* _GOAL OF THE EXERCISE_
Type out the full set of entries again, unchanged.
####
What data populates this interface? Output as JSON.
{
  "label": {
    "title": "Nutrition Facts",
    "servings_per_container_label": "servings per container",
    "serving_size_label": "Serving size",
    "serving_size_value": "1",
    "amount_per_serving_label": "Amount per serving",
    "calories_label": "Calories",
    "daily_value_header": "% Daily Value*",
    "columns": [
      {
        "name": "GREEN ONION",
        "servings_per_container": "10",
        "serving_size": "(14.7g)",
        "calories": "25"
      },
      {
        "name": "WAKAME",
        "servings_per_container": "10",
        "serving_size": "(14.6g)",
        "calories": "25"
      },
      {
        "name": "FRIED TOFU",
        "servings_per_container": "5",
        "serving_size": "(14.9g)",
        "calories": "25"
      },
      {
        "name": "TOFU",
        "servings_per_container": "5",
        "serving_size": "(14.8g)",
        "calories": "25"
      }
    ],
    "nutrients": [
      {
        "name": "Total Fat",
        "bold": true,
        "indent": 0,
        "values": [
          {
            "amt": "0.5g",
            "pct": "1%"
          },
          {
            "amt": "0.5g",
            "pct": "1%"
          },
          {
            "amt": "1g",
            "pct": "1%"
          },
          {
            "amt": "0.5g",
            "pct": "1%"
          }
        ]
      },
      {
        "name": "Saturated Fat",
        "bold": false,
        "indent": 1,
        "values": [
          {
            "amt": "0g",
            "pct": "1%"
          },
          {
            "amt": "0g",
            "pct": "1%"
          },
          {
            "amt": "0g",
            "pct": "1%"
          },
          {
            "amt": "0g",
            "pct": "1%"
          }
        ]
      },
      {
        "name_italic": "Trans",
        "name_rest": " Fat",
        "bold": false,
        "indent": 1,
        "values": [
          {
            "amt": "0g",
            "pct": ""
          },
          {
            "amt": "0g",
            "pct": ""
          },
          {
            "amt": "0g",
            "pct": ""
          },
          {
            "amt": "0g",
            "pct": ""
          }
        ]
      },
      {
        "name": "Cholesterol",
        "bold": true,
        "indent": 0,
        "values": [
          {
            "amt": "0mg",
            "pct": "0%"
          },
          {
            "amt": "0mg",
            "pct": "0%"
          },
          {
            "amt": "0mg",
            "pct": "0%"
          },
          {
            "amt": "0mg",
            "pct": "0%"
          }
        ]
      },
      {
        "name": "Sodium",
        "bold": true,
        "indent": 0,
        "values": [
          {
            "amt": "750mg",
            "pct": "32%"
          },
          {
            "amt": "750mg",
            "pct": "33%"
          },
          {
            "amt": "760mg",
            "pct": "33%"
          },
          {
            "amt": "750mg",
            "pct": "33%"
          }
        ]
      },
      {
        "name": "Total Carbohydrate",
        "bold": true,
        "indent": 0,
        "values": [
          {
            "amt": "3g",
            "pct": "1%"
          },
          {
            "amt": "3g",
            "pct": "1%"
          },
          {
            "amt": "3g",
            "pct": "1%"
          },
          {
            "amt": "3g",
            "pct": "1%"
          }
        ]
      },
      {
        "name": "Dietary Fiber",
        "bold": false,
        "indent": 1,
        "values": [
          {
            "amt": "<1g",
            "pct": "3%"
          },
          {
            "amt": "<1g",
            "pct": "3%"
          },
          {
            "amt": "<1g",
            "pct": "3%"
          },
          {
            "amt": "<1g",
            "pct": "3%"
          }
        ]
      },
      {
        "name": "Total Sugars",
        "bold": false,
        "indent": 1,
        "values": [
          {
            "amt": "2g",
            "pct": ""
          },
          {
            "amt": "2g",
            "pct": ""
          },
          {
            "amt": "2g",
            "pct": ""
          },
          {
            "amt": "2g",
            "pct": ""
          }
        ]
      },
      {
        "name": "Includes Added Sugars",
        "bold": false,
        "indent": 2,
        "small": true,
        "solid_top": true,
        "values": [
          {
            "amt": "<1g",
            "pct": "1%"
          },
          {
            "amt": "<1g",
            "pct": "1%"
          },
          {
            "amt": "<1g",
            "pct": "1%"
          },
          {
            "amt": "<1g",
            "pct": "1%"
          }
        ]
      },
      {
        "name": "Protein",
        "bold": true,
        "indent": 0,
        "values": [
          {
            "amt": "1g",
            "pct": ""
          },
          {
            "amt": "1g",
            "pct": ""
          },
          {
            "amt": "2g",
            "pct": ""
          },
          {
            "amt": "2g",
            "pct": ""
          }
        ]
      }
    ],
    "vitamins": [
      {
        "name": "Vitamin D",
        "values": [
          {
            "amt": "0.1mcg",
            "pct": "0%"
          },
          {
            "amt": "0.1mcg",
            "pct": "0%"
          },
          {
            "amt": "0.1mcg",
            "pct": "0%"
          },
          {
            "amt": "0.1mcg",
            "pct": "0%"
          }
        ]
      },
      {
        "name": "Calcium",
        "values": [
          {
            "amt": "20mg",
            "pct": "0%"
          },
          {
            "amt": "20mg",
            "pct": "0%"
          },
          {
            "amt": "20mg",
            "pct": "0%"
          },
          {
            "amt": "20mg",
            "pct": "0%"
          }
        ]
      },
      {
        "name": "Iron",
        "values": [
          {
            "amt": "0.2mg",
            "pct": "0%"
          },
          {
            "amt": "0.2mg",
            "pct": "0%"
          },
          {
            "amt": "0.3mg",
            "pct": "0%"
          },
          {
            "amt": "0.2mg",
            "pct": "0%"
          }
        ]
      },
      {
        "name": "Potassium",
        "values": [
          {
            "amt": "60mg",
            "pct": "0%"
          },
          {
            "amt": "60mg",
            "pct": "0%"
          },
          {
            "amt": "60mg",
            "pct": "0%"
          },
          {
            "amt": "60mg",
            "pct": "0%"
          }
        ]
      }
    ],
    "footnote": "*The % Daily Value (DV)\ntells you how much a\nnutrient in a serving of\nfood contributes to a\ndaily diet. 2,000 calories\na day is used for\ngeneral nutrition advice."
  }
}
####
* _OUTPUT BELOW_
What data populates this interface? Output as JSON.
{
  "label": {
    "title": "Nutrition Facts",
    "servings_per_container_label": "servings per container",
    "serving_size_label": "Serving size",
    "serving_size_value": "1",
    "amount_per_serving_label": "Amount per serving",
    "calories_label": "Calories",
    "daily_value_header": "% Daily Value*",
    "columns": [
      {
        "name": "GREEN ONION",
        "servings_per_container": "10",
        "serving_size": "(14.7g)",
        "calories": "25"
      },
      {
        "name": "WAKAME",
        "servings_per_container": "10",
        "serving_size": "(14.6g)",
        "calories": "25"
      },
      {
        "name": "FRIED TOFU",
        "servings_per_container": "5",
        "serving_size": "(14.9g)",
        "calories": "25"
      },
      {
        "name": "TOFU",
        "servings_per_container": "5",
        "serving_size": "(14.8g)",
        "calories": "25"
      }
    ],
    "nutrients": [
      {
        "name": "Total Fat",
        "bold": true,
        "indent": 0,
        "values": [
          {
            "amt": "0.5g",
            "pct": "1%"
          },
          {
            "amt": "0.5g",
            "pct": "1%"
          },
          {
            "amt": "1g",
            "pct": "1%"
          },
          {
            "amt": "0.5g",
            "pct": "1%"
          }
        ]
      },
      {
        "name": "Saturated Fat",
        "bold": false,
        "indent": 1,
        "values": [
          {
            "amt": "0g",
            "pct": "1%"
          },
          {
            "amt": "0g",
            "pct": "1%"
          },
          {
            "amt": "0g",
            "pct": "1%"
          },
          {
            "amt": "0g",
            "pct": "1%"
          }
        ]
      },
      {
        "name_italic": "Trans",
        "name_rest": " Fat",
        "bold": false,
        "indent": 1,
        "values": [
          {
            "amt": "0g",
            "pct": ""
          },
          {
            "amt": "0g",
            "pct": ""
          },
          {
            "amt": "0g",
            "pct": ""
          },
          {
            "amt": "0g",
            "pct": ""
          }
        ]
      },
      {
        "name": "Cholesterol",
        "bold": true,
        "indent": 0,
        "values": [
          {
            "amt": "0mg",
            "pct": "0%"
          },
          {
            "amt": "0mg",
            "pct": "0%"
          },
          {
            "amt": "0mg",
            "pct": "0%"
          },
          {
            "amt": "0mg",
            "pct": "0%"
          }
        ]
      },
      {
        "name": "Sodium",
        "bold": true,
        "indent": 0,
        "values": [
          {
            "amt": "750mg",
            "pct": "32%"
          },
          {
            "amt": "750mg",
            "pct": "33%"
          },
          {
            "amt": "760mg",
            "pct": "33%"
          },
          {
            "amt": "750mg",
            "pct": "33%"
          }
        ]
      },
      {
        "name": "Total Carbohydrate",
        "bold": true,
        "indent": 0,
        "values": [
          {
            "amt": "3g",
            "pct": "1%"
          },
          {
            "amt": "3g",
            "pct": "1%"
          },
          {
            "amt": "3g",
            "pct": "1%"
          },
          {
            "amt": "3g",
            "pct": "1%"
          }
        ]
      },
      {
        "name": "Dietary Fiber",
        "bold": false,
        "indent": 1,
        "values": [
          {
            "amt": "<1g",
            "pct": "3%"
          },
          {
            "amt": "<1g",
            "pct": "3%"
          },
          {
            "amt": "<1g",
            "pct": "3%"
          },
          {
            "amt": "<1g",
            "pct": "3%"
          }
        ]
      },
      {
        "name": "Total Sugars",
        "bold": false,
        "indent": 1,
        "values": [
          {
            "amt": "2g",
            "pct": ""
          },
          {
            "amt": "2g",
            "pct": ""
          },
          {
            "amt": "2g",
            "pct": ""
          },
          {
            "amt": "2g",
            "pct": ""
          }
        ]
      },
      {
        "name": "Includes Added Sugars",
        "bold": false,
        "indent": 2,
        "small": true,
        "solid_top": true,
        "values": [
          {
            "amt": "<1g",
            "pct": "1%"
          },
          {
            "amt": "<1g",
            "pct": "1%"
          },
          {
            "amt": "<1g",
            "pct": "1%"
          },
          {
            "amt": "<1g",
            "pct": "1%"
          }
        ]
      },
      {
        "name": "Protein",
        "bold": true,
        "indent": 0,
        "values": [
          {
            "amt": "1g",
            "pct": ""
          },
          {
            "amt": "1g",
            "pct": ""
          },
          {
            "amt": "2g",
            "pct": ""
          },
          {
            "amt": "2g",
            "pct": ""
          }
        ]
      }
    ],
    "vitamins": [
      {
        "name": "Vitamin D",
        "values": [
          {
            "amt": "0.1mcg",
            "pct": "0%"
          },
          {
            "amt": "0.1mcg",
            "pct": "0%"
          },
          {
            "amt": "0.1mcg",
            "pct": "0%"
          },
          {
            "amt": "0.1mcg",
            "pct": "0%"
          }
        ]
      },
      {
        "name": "Calcium",
        "values": [
          {
            "amt": "20mg",
            "pct": "0%"
          },
          {
            "amt": "20mg",
            "pct": "0%"
          },
          {
            "amt": "20mg",
            "pct": "0%"
          },
          {
            "amt": "20mg",
            "pct": "0%"
          }
        ]
      },
      {
        "name": "Iron",
        "values": [
          {
            "amt": "0.2mg",
            "pct": "0%"
          },
          {
            "amt": "0.2mg",
            "pct": "0%"
          },
          {
            "amt": "0.3mg",
            "pct": "0%"
          },
          {
            "amt": "0.2mg",
            "pct": "0%"
          }
        ]
      },
      {
        "name": "Potassium",
        "values": [
          {
            "amt": "60mg",
            "pct": "0%"
          },
          {
            "amt": "60mg",
            "pct": "0%"
          },
          {
            "amt": "60mg",
            "pct": "0%"
          },
          {
            "amt": "60mg",
            "pct": "0%"
          }
        ]
      }
    ],
    "footnote": "*The % Daily Value (DV)\ntells you how much a\nnutrient in a serving of\nfood contributes to a\ndaily diet. 2,000 calories\na day is used for\ngeneral nutrition advice."
  }
}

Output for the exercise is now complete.